> _What is expected_
Transcribe all the records exactly and omit any images they hold.

> _Listed records_
------------------------

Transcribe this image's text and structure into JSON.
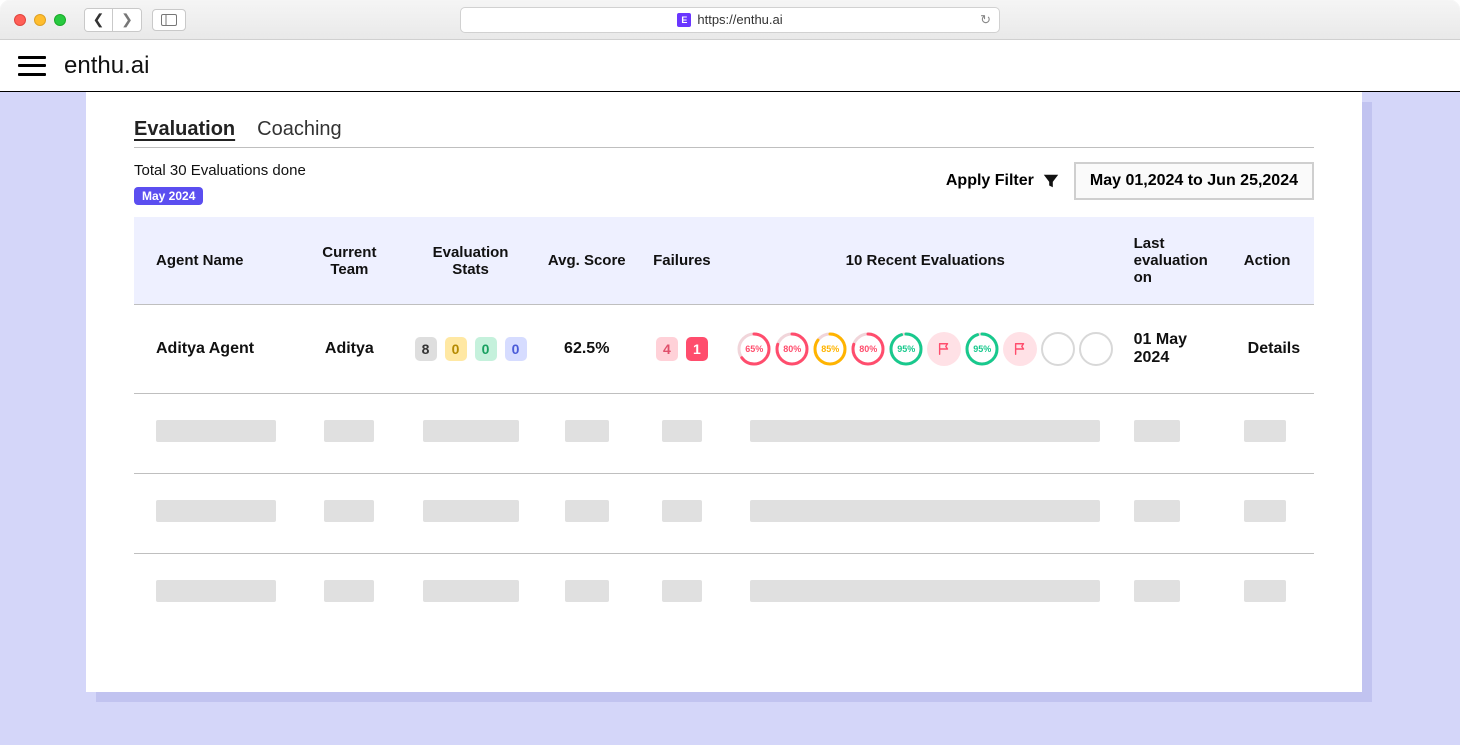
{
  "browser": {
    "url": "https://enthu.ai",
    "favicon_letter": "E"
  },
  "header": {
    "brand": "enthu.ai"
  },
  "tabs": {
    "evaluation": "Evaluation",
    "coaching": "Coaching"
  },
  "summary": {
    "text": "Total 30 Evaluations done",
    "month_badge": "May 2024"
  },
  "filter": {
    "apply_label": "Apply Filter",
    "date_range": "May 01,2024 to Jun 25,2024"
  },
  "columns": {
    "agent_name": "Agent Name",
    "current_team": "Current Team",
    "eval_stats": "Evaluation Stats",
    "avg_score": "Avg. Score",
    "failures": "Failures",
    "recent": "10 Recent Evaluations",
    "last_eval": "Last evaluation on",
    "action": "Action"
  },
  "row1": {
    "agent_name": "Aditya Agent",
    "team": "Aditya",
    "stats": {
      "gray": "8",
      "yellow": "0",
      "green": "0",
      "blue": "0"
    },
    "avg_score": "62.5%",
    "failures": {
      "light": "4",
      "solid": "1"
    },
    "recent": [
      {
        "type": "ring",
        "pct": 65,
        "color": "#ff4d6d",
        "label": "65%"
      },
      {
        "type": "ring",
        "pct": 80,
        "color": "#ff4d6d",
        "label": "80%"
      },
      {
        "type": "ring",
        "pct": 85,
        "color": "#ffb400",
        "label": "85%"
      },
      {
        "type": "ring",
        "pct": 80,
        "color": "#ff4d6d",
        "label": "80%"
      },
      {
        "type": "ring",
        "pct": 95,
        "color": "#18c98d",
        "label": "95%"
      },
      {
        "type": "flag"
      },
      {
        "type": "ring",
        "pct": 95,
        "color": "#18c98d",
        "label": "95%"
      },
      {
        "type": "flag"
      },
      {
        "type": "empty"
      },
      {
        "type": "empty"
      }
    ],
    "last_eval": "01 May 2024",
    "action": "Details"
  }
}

------------------------

> _Solution for this task_
Transcribe this image's text and structure into JSON.
{
  "browser": {
    "url": "https://enthu.ai",
    "favicon_letter": "E"
  },
  "header": {
    "brand": "enthu.ai"
  },
  "tabs": {
    "evaluation": "Evaluation",
    "coaching": "Coaching"
  },
  "summary": {
    "text": "Total 30 Evaluations done",
    "month_badge": "May 2024"
  },
  "filter": {
    "apply_label": "Apply Filter",
    "date_range": "May 01,2024 to Jun 25,2024"
  },
  "columns": {
    "agent_name": "Agent Name",
    "current_team": "Current Team",
    "eval_stats": "Evaluation Stats",
    "avg_score": "Avg. Score",
    "failures": "Failures",
    "recent": "10 Recent Evaluations",
    "last_eval": "Last evaluation on",
    "action": "Action"
  },
  "row1": {
    "agent_name": "Aditya Agent",
    "team": "Aditya",
    "stats": {
      "gray": "8",
      "yellow": "0",
      "green": "0",
      "blue": "0"
    },
    "avg_score": "62.5%",
    "failures": {
      "light": "4",
      "solid": "1"
    },
    "recent": [
      {
        "type": "ring",
        "pct": 65,
        "color": "#ff4d6d",
        "label": "65%"
      },
      {
        "type": "ring",
        "pct": 80,
        "color": "#ff4d6d",
        "label": "80%"
      },
      {
        "type": "ring",
        "pct": 85,
        "color": "#ffb400",
        "label": "85%"
      },
      {
        "type": "ring",
        "pct": 80,
        "color": "#ff4d6d",
        "label": "80%"
      },
      {
        "type": "ring",
        "pct": 95,
        "color": "#18c98d",
        "label": "95%"
      },
      {
        "type": "flag"
      },
      {
        "type": "ring",
        "pct": 95,
        "color": "#18c98d",
        "label": "95%"
      },
      {
        "type": "flag"
      },
      {
        "type": "empty"
      },
      {
        "type": "empty"
      }
    ],
    "last_eval": "01 May 2024",
    "action": "Details"
  }
}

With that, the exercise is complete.